WHAT THIS TASK INVOLVES —
Your copy should repeat the data that follows exactly and contain no image.

(Page pictures and their text)
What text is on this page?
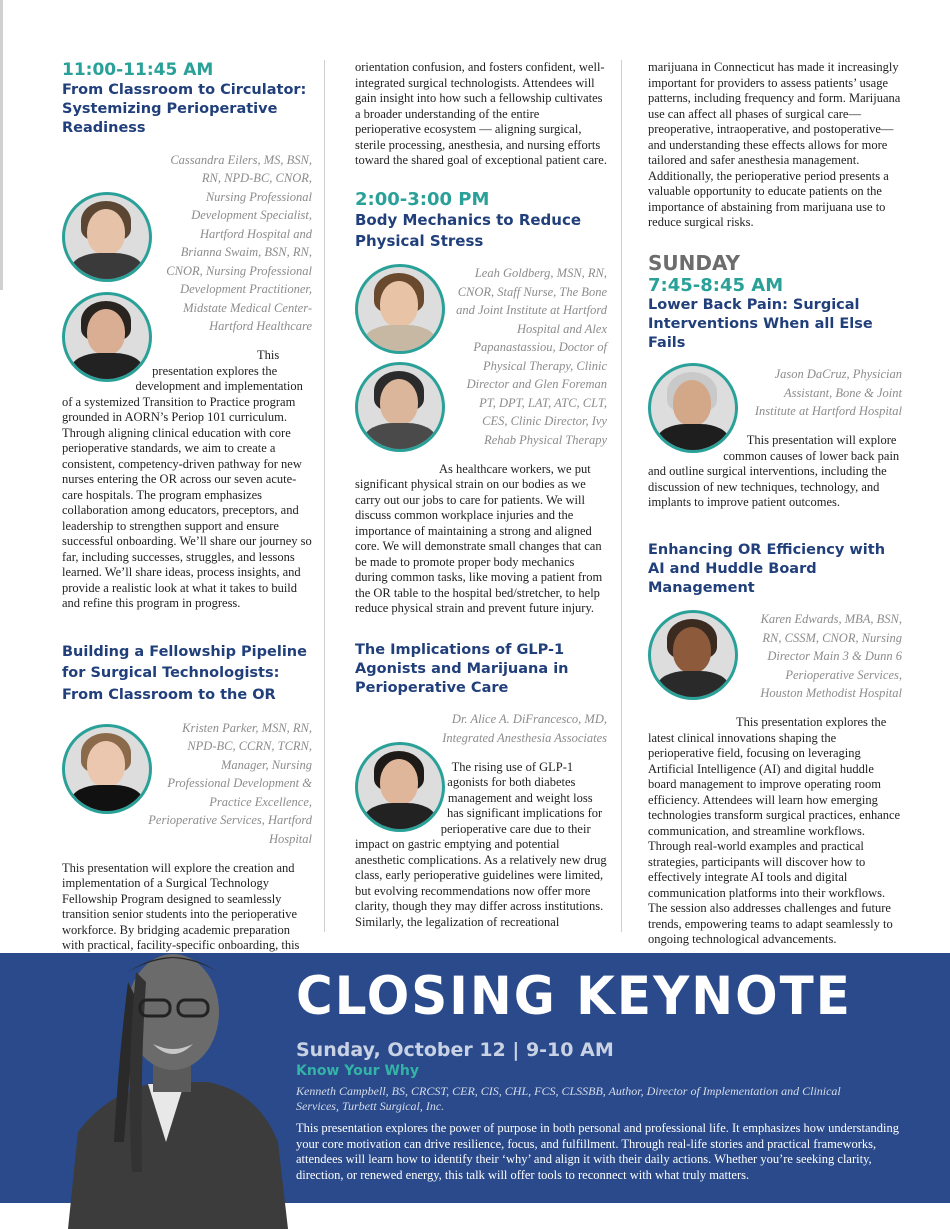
11:00-11:45 AM

From Classroom to Circulator: Systemizing Perioperative Readiness

Cassandra Eilers, MS, BSN, RN, NPD-BC, CNOR, Nursing Professional Development Specialist, Hartford Hospital and Brianna Swaim, BSN, RN, CNOR, Nursing Professional Development Practitioner, Midstate Medical Center-Hartford Healthcare

This presentation explores the development and implementation of a systemized Transition to Practice program grounded in AORN’s Periop 101 curriculum. Through aligning clinical education with core perioperative standards, we aim to create a consistent, competency-driven pathway for new nurses entering the OR across our seven acute-care hospitals. The program emphasizes collaboration among educators, preceptors, and leadership to strengthen support and ensure successful onboarding. We’ll share our journey so far, including successes, struggles, and lessons learned. We’ll share ideas, process insights, and provide a realistic look at what it takes to build and refine this program in progress.

Building a Fellowship Pipeline for Surgical Technologists: From Classroom to the OR

Kristen Parker, MSN, RN, NPD-BC, CCRN, TCRN, Manager, Nursing Professional Development & Practice Excellence, Perioperative Services, Hartford Hospital

This presentation will explore the creation and implementation of a Surgical Technology Fellowship Program designed to seamlessly transition senior students into the perioperative workforce. By bridging academic preparation with practical, facility-specific onboarding, this

orientation confusion, and fosters confident, well-integrated surgical technologists. Attendees will gain insight into how such a fellowship cultivates a broader understanding of the entire perioperative ecosystem — aligning surgical, sterile processing, anesthesia, and nursing efforts toward the shared goal of exceptional patient care.

2:00-3:00 PM

Body Mechanics to Reduce Physical Stress

Leah Goldberg, MSN, RN, CNOR, Staff Nurse, The Bone and Joint Institute at Hartford Hospital and Alex Papanastassiou, Doctor of Physical Therapy, Clinic Director and Glen Foreman PT, DPT, LAT, ATC, CLT, CES, Clinic Director, Ivy Rehab Physical Therapy

As healthcare workers, we put significant physical strain on our bodies as we carry out our jobs to care for patients. We will discuss common workplace injuries and the importance of maintaining a strong and aligned core. We will demonstrate small changes that can be made to promote proper body mechanics during common tasks, like moving a patient from the OR table to the hospital bed/stretcher, to help reduce physical strain and prevent future injury.

The Implications of GLP-1 Agonists and Marijuana in Perioperative Care

Dr. Alice A. DiFrancesco, MD, Integrated Anesthesia Associates

The rising use of GLP-1 agonists for both diabetes management and weight loss has significant implications for perioperative care due to their impact on gastric emptying and potential anesthetic complications. As a relatively new drug class, early perioperative guidelines were limited, but evolving recommendations now offer more clarity, though they may differ across institutions. Similarly, the legalization of recreational

marijuana in Connecticut has made it increasingly important for providers to assess patients’ usage patterns, including frequency and form. Marijuana use can affect all phases of surgical care—preoperative, intraoperative, and postoperative—and understanding these effects allows for more tailored and safer anesthesia management. Additionally, the perioperative period presents a valuable opportunity to educate patients on the importance of abstaining from marijuana use to reduce surgical risks.

SUNDAY

7:45-8:45 AM

Lower Back Pain: Surgical Interventions When all Else Fails

Jason DaCruz, Physician Assistant, Bone & Joint Institute at Hartford Hospital

This presentation will explore common causes of lower back pain and outline surgical interventions, including the discussion of new techniques, technology, and implants to improve patient outcomes.

Enhancing OR Efficiency with AI and Huddle Board Management

Karen Edwards, MBA, BSN, RN, CSSM, CNOR, Nursing Director Main 3 & Dunn 6 Perioperative Services, Houston Methodist Hospital

This presentation explores the latest clinical innovations shaping the perioperative field, focusing on leveraging Artificial Intelligence (AI) and digital huddle board management to improve operating room efficiency. Attendees will learn how emerging technologies transform surgical practices, enhance communication, and streamline workflows. Through real-world examples and practical strategies, participants will discover how to effectively integrate AI tools and digital communication platforms into their workflows. The session also addresses challenges and future trends, empowering teams to adapt seamlessly to ongoing technological advancements.

CLOSING KEYNOTE

Sunday, October 12 | 9-10 AM

Know Your Why

Kenneth Campbell, BS, CRCST, CER, CIS, CHL, FCS, CLSSBB, Author, Director of Implementation and Clinical Services, Turbett Surgical, Inc.

This presentation explores the power of purpose in both personal and professional life. It emphasizes how understanding your core motivation can drive resilience, focus, and fulfillment. Through real-life stories and practical frameworks, attendees will learn how to identify their ‘why’ and align it with their daily actions. Whether you’re seeking clarity, direction, or renewed energy, this talk will offer tools to reconnect with what truly matters.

RESPONSE TO THIS TASK —
What text is on this page?
11:00-11:45 AM

From Classroom to Circulator: Systemizing Perioperative Readiness

Cassandra Eilers, MS, BSN, RN, NPD-BC, CNOR, Nursing Professional Development Specialist, Hartford Hospital and Brianna Swaim, BSN, RN, CNOR, Nursing Professional Development Practitioner, Midstate Medical Center-Hartford Healthcare

This presentation explores the development and implementation of a systemized Transition to Practice program grounded in AORN’s Periop 101 curriculum. Through aligning clinical education with core perioperative standards, we aim to create a consistent, competency-driven pathway for new nurses entering the OR across our seven acute-care hospitals. The program emphasizes collaboration among educators, preceptors, and leadership to strengthen support and ensure successful onboarding. We’ll share our journey so far, including successes, struggles, and lessons learned. We’ll share ideas, process insights, and provide a realistic look at what it takes to build and refine this program in progress.

Building a Fellowship Pipeline for Surgical Technologists: From Classroom to the OR

Kristen Parker, MSN, RN, NPD-BC, CCRN, TCRN, Manager, Nursing Professional Development & Practice Excellence, Perioperative Services, Hartford Hospital

This presentation will explore the creation and implementation of a Surgical Technology Fellowship Program designed to seamlessly transition senior students into the perioperative workforce. By bridging academic preparation with practical, facility-specific onboarding, this

orientation confusion, and fosters confident, well-integrated surgical technologists. Attendees will gain insight into how such a fellowship cultivates a broader understanding of the entire perioperative ecosystem — aligning surgical, sterile processing, anesthesia, and nursing efforts toward the shared goal of exceptional patient care.

2:00-3:00 PM

Body Mechanics to Reduce Physical Stress

Leah Goldberg, MSN, RN, CNOR, Staff Nurse, The Bone and Joint Institute at Hartford Hospital and Alex Papanastassiou, Doctor of Physical Therapy, Clinic Director and Glen Foreman PT, DPT, LAT, ATC, CLT, CES, Clinic Director, Ivy Rehab Physical Therapy

As healthcare workers, we put significant physical strain on our bodies as we carry out our jobs to care for patients. We will discuss common workplace injuries and the importance of maintaining a strong and aligned core. We will demonstrate small changes that can be made to promote proper body mechanics during common tasks, like moving a patient from the OR table to the hospital bed/stretcher, to help reduce physical strain and prevent future injury.

The Implications of GLP-1 Agonists and Marijuana in Perioperative Care

Dr. Alice A. DiFrancesco, MD, Integrated Anesthesia Associates

The rising use of GLP-1 agonists for both diabetes management and weight loss has significant implications for perioperative care due to their impact on gastric emptying and potential anesthetic complications. As a relatively new drug class, early perioperative guidelines were limited, but evolving recommendations now offer more clarity, though they may differ across institutions. Similarly, the legalization of recreational

marijuana in Connecticut has made it increasingly important for providers to assess patients’ usage patterns, including frequency and form. Marijuana use can affect all phases of surgical care—preoperative, intraoperative, and postoperative—and understanding these effects allows for more tailored and safer anesthesia management. Additionally, the perioperative period presents a valuable opportunity to educate patients on the importance of abstaining from marijuana use to reduce surgical risks.

SUNDAY

7:45-8:45 AM

Lower Back Pain: Surgical Interventions When all Else Fails

Jason DaCruz, Physician Assistant, Bone & Joint Institute at Hartford Hospital

This presentation will explore common causes of lower back pain and outline surgical interventions, including the discussion of new techniques, technology, and implants to improve patient outcomes.

Enhancing OR Efficiency with AI and Huddle Board Management

Karen Edwards, MBA, BSN, RN, CSSM, CNOR, Nursing Director Main 3 & Dunn 6 Perioperative Services, Houston Methodist Hospital

This presentation explores the latest clinical innovations shaping the perioperative field, focusing on leveraging Artificial Intelligence (AI) and digital huddle board management to improve operating room efficiency. Attendees will learn how emerging technologies transform surgical practices, enhance communication, and streamline workflows. Through real-world examples and practical strategies, participants will discover how to effectively integrate AI tools and digital communication platforms into their workflows. The session also addresses challenges and future trends, empowering teams to adapt seamlessly to ongoing technological advancements.

CLOSING KEYNOTE

Sunday, October 12 | 9-10 AM

Know Your Why

Kenneth Campbell, BS, CRCST, CER, CIS, CHL, FCS, CLSSBB, Author, Director of Implementation and Clinical Services, Turbett Surgical, Inc.

This presentation explores the power of purpose in both personal and professional life. It emphasizes how understanding your core motivation can drive resilience, focus, and fulfillment. Through real-life stories and practical frameworks, attendees will learn how to identify their ‘why’ and align it with their daily actions. Whether you’re seeking clarity, direction, or renewed energy, this talk will offer tools to reconnect with what truly matters.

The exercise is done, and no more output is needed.